The problem: Scan the lines below for "베로니카"; report the number of lines that contain it, and only that.

Dataset entries:
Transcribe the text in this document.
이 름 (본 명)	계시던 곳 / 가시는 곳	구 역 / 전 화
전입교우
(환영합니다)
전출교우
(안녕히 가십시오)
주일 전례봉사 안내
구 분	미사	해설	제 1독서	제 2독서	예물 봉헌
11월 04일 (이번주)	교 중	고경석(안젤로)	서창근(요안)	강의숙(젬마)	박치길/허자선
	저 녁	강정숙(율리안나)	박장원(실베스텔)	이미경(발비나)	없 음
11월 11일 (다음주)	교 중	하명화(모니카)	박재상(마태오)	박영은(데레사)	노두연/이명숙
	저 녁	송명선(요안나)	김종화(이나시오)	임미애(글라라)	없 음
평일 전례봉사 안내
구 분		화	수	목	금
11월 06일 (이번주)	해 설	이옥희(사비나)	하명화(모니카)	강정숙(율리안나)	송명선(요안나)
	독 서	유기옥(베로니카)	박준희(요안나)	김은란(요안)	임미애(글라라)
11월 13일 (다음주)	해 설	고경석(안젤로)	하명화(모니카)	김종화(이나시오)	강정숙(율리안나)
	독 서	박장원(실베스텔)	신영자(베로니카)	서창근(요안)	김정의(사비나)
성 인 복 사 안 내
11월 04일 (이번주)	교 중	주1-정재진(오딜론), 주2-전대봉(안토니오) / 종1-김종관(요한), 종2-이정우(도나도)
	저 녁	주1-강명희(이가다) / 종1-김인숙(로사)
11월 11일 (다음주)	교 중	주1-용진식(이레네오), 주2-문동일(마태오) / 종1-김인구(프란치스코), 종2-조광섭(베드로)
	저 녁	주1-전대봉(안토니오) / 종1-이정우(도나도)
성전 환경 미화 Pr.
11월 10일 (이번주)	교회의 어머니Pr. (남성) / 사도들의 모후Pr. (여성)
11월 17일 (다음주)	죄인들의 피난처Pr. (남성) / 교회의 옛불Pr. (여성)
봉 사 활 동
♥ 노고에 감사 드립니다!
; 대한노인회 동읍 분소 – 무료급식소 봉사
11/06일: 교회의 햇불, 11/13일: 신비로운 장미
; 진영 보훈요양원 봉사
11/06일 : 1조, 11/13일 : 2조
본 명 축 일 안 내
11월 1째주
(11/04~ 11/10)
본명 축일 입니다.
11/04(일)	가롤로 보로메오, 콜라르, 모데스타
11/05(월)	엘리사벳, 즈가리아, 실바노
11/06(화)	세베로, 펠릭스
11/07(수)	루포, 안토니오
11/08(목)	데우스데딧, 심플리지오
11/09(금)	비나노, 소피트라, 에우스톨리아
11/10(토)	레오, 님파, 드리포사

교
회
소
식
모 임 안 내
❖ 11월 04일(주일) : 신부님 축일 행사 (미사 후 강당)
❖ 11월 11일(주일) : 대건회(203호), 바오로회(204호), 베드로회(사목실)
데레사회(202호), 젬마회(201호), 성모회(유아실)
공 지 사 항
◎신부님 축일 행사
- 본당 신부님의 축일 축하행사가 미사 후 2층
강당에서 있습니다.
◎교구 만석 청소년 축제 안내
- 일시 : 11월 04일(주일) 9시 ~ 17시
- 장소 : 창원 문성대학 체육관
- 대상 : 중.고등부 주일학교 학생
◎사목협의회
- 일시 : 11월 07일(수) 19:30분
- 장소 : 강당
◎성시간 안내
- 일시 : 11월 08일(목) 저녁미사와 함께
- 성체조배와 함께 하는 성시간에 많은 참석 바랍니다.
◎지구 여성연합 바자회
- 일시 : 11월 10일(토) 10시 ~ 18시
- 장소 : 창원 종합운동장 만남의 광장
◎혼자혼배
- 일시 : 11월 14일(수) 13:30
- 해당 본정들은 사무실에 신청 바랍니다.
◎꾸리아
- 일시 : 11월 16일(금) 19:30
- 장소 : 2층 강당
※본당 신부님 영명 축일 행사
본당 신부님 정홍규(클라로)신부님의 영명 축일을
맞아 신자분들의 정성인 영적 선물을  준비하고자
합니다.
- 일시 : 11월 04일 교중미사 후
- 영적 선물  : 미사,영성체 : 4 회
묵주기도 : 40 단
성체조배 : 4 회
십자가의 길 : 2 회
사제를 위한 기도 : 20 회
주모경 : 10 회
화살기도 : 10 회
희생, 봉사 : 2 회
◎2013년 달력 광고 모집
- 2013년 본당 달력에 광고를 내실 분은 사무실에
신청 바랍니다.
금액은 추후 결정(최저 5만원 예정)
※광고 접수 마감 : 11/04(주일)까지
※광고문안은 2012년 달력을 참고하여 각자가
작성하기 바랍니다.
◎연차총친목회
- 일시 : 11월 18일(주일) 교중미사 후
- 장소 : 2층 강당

Solution for this task: 2